▶ [Work required]:
Each entry below is to be transcribed exactly.

START Data records

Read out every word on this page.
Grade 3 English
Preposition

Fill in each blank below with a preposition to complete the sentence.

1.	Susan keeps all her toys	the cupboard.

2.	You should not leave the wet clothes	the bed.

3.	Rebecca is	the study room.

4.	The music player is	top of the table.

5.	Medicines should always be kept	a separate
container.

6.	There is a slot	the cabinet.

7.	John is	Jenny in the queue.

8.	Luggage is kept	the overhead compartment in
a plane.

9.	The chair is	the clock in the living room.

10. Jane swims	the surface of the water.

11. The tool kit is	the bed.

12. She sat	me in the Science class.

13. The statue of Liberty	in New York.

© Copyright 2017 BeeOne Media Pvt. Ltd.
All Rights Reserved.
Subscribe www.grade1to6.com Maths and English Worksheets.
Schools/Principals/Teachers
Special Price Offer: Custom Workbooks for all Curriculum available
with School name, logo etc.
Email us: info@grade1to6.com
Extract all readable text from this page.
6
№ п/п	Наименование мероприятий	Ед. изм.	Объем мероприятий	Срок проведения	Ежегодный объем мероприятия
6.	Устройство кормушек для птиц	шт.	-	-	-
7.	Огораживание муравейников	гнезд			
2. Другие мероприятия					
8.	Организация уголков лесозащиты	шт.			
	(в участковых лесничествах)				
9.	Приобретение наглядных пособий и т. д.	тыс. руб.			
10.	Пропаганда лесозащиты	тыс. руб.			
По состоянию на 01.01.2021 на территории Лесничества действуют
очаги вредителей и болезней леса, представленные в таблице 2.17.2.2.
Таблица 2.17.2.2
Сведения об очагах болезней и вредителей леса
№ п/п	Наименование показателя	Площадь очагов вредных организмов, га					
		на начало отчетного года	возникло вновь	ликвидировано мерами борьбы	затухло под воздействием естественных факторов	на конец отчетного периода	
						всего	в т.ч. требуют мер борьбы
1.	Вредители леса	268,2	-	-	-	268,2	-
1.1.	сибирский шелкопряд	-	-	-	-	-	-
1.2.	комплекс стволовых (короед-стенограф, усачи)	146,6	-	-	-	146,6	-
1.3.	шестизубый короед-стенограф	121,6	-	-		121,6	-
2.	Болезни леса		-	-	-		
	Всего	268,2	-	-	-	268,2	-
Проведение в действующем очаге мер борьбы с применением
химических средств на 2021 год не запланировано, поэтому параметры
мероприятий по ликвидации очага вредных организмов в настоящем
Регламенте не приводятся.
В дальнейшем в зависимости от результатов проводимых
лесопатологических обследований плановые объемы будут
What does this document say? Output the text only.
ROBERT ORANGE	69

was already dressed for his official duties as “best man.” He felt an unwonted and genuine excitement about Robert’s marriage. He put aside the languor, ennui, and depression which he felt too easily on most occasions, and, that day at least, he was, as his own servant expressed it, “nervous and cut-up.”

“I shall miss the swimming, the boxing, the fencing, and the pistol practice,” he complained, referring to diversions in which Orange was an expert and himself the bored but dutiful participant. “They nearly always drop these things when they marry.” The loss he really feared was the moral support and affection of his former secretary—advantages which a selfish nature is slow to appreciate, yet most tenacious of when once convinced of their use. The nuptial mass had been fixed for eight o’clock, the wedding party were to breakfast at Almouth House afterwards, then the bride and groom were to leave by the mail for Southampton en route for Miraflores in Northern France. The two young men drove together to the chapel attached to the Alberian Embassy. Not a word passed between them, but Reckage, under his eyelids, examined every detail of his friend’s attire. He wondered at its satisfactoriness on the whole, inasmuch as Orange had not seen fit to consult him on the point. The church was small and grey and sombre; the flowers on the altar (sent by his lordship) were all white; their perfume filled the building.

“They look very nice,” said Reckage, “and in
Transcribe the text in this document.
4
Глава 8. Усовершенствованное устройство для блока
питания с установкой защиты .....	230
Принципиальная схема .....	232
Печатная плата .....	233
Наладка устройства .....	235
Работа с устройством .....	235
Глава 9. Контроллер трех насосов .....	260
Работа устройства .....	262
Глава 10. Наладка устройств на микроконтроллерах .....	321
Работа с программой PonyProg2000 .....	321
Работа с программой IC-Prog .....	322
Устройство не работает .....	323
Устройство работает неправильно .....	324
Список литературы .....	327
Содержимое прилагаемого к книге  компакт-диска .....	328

END Data records

▶ [Full response]:
Read out every word on this page.
Grade 3 English
Preposition

Fill in each blank below with a preposition to complete the sentence.

1.	Susan keeps all her toys	the cupboard.

2.	You should not leave the wet clothes	the bed.

3.	Rebecca is	the study room.

4.	The music player is	top of the table.

5.	Medicines should always be kept	a separate
container.

6.	There is a slot	the cabinet.

7.	John is	Jenny in the queue.

8.	Luggage is kept	the overhead compartment in
a plane.

9.	The chair is	the clock in the living room.

10. Jane swims	the surface of the water.

11. The tool kit is	the bed.

12. She sat	me in the Science class.

13. The statue of Liberty	in New York.

© Copyright 2017 BeeOne Media Pvt. Ltd.
All Rights Reserved.
Subscribe www.grade1to6.com Maths and English Worksheets.
Schools/Principals/Teachers
Special Price Offer: Custom Workbooks for all Curriculum available
with School name, logo etc.
Email us: info@grade1to6.com
Extract all readable text from this page.
6
№ п/п	Наименование мероприятий	Ед. изм.	Объем мероприятий	Срок проведения	Ежегодный объем мероприятия
6.	Устройство кормушек для птиц	шт.	-	-	-
7.	Огораживание муравейников	гнезд			
2. Другие мероприятия					
8.	Организация уголков лесозащиты	шт.			
	(в участковых лесничествах)				
9.	Приобретение наглядных пособий и т. д.	тыс. руб.			
10.	Пропаганда лесозащиты	тыс. руб.			
По состоянию на 01.01.2021 на территории Лесничества действуют
очаги вредителей и болезней леса, представленные в таблице 2.17.2.2.
Таблица 2.17.2.2
Сведения об очагах болезней и вредителей леса
№ п/п	Наименование показателя	Площадь очагов вредных организмов, га					
		на начало отчетного года	возникло вновь	ликвидировано мерами борьбы	затухло под воздействием естественных факторов	на конец отчетного периода	
						всего	в т.ч. требуют мер борьбы
1.	Вредители леса	268,2	-	-	-	268,2	-
1.1.	сибирский шелкопряд	-	-	-	-	-	-
1.2.	комплекс стволовых (короед-стенограф, усачи)	146,6	-	-	-	146,6	-
1.3.	шестизубый короед-стенограф	121,6	-	-		121,6	-
2.	Болезни леса		-	-	-		
	Всего	268,2	-	-	-	268,2	-
Проведение в действующем очаге мер борьбы с применением
химических средств на 2021 год не запланировано, поэтому параметры
мероприятий по ликвидации очага вредных организмов в настоящем
Регламенте не приводятся.
В дальнейшем в зависимости от результатов проводимых
лесопатологических обследований плановые объемы будут
What does this document say? Output the text only.
ROBERT ORANGE	69

was already dressed for his official duties as “best man.” He felt an unwonted and genuine excitement about Robert’s marriage. He put aside the languor, ennui, and depression which he felt too easily on most occasions, and, that day at least, he was, as his own servant expressed it, “nervous and cut-up.”

“I shall miss the swimming, the boxing, the fencing, and the pistol practice,” he complained, referring to diversions in which Orange was an expert and himself the bored but dutiful participant. “They nearly always drop these things when they marry.” The loss he really feared was the moral support and affection of his former secretary—advantages which a selfish nature is slow to appreciate, yet most tenacious of when once convinced of their use. The nuptial mass had been fixed for eight o’clock, the wedding party were to breakfast at Almouth House afterwards, then the bride and groom were to leave by the mail for Southampton en route for Miraflores in Northern France. The two young men drove together to the chapel attached to the Alberian Embassy. Not a word passed between them, but Reckage, under his eyelids, examined every detail of his friend’s attire. He wondered at its satisfactoriness on the whole, inasmuch as Orange had not seen fit to consult him on the point. The church was small and grey and sombre; the flowers on the altar (sent by his lordship) were all white; their perfume filled the building.

“They look very nice,” said Reckage, “and in
Transcribe the text in this document.
4
Глава 8. Усовершенствованное устройство для блока
питания с установкой защиты .....	230
Принципиальная схема .....	232
Печатная плата .....	233
Наладка устройства .....	235
Работа с устройством .....	235
Глава 9. Контроллер трех насосов .....	260
Работа устройства .....	262
Глава 10. Наладка устройств на микроконтроллерах .....	321
Работа с программой PonyProg2000 .....	321
Работа с программой IC-Prog .....	322
Устройство не работает .....	323
Устройство работает неправильно .....	324
Список литературы .....	327
Содержимое прилагаемого к книге  компакт-диска .....	328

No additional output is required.